== RECORDS SUPPLIED ==

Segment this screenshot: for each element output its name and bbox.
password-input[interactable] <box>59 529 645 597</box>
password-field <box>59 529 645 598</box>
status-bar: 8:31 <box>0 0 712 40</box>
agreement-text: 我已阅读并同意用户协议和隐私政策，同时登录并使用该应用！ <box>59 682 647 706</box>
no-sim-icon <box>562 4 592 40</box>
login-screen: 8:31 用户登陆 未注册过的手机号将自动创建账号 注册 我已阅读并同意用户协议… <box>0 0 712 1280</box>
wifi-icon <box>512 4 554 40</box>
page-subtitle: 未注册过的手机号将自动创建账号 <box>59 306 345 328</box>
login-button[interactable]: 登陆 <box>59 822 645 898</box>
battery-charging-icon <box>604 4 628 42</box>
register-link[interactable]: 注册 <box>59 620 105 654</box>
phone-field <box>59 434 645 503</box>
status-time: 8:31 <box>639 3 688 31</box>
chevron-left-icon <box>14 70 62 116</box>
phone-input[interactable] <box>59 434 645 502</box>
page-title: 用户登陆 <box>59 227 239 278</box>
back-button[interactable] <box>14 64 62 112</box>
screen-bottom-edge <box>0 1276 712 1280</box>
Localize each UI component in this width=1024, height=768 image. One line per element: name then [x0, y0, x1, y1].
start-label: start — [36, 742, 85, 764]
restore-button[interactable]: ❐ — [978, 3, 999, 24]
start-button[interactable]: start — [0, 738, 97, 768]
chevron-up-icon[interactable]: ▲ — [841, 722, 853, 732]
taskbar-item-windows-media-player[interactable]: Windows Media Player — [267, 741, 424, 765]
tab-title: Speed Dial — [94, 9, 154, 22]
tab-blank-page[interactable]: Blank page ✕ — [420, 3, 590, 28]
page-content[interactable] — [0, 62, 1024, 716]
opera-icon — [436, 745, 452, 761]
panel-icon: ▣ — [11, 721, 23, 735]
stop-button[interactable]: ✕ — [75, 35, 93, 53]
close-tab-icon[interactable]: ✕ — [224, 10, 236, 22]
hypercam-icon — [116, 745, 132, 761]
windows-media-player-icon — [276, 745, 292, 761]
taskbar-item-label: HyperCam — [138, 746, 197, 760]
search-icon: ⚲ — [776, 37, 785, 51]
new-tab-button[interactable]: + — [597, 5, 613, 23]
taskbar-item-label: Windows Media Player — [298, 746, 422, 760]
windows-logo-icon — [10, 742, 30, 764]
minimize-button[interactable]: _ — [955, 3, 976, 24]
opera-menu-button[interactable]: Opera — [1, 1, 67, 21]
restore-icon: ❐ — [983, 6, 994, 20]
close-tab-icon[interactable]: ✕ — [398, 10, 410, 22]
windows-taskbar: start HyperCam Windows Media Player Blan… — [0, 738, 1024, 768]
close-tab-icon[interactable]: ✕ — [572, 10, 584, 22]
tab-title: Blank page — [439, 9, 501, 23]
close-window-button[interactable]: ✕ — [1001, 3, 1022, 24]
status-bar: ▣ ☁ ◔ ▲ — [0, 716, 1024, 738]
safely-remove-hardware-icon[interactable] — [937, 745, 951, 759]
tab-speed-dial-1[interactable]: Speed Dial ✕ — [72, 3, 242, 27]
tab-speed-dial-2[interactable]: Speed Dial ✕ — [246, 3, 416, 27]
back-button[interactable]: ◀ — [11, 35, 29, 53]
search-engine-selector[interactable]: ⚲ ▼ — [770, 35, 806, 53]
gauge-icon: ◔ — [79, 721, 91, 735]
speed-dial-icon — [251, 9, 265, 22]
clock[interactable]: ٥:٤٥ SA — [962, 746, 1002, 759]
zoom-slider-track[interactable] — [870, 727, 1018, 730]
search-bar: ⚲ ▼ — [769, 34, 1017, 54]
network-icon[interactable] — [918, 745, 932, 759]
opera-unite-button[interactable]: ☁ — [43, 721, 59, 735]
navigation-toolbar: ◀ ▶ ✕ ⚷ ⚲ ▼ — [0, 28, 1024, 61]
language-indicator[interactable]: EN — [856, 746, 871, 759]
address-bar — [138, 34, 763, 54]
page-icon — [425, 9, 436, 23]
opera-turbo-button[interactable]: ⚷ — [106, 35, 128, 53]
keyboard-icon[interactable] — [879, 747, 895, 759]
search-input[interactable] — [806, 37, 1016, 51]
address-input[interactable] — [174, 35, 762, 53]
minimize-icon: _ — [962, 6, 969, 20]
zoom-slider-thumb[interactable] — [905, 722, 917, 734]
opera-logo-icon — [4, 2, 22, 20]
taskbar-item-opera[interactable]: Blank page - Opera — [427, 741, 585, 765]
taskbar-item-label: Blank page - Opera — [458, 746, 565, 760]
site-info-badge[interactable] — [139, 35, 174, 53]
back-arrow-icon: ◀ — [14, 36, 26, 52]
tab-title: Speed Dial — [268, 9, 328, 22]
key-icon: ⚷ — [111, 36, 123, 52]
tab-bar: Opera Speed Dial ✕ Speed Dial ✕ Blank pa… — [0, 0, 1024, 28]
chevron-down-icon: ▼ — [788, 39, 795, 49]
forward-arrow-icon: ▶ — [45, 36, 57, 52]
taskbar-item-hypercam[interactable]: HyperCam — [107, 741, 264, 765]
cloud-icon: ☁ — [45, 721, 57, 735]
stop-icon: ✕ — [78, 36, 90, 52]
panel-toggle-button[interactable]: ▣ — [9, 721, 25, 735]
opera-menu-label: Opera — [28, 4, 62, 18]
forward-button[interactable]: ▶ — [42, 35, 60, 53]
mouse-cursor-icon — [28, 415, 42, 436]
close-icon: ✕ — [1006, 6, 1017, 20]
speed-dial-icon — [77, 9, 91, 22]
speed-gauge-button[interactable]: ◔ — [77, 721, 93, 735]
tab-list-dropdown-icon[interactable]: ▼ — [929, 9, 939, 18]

===

Starting at the first line of the records and ending at the line that contains "page-subtitle: 未注册过的手机号将自动创建账号 <box>59", lay out each line as a row of a Markdown table with the columns Row and Line, skipping any blank lines.

*COMPLETED TASK*:
| Row | Line |
|---|---|
| 1 | Segment this screenshot: for each element output its name and bbox. |
| 2 | password-input[interactable] <box>59 529 645 597</box> |
| 3 | password-field <box>59 529 645 598</box> |
| 4 | status-bar: 8:31 <box>0 0 712 40</box> |
| 5 | agreement-text: 我已阅读并同意用户协议和隐私政策，同时登录并使用该应用！ <box>59 682 647 706</box> |
| 6 | no-sim-icon <box>562 4 592 40</box> |
| 7 | login-screen: 8:31 用户登陆 未注册过的手机号将自动创建账号 注册 我已阅读并同意用户协议… <box>0 0 712 1280</box> |
| 8 | wifi-icon <box>512 4 554 40</box> |
| 9 | page-subtitle: 未注册过的手机号将自动创建账号 <box>59 306 345 328</box> |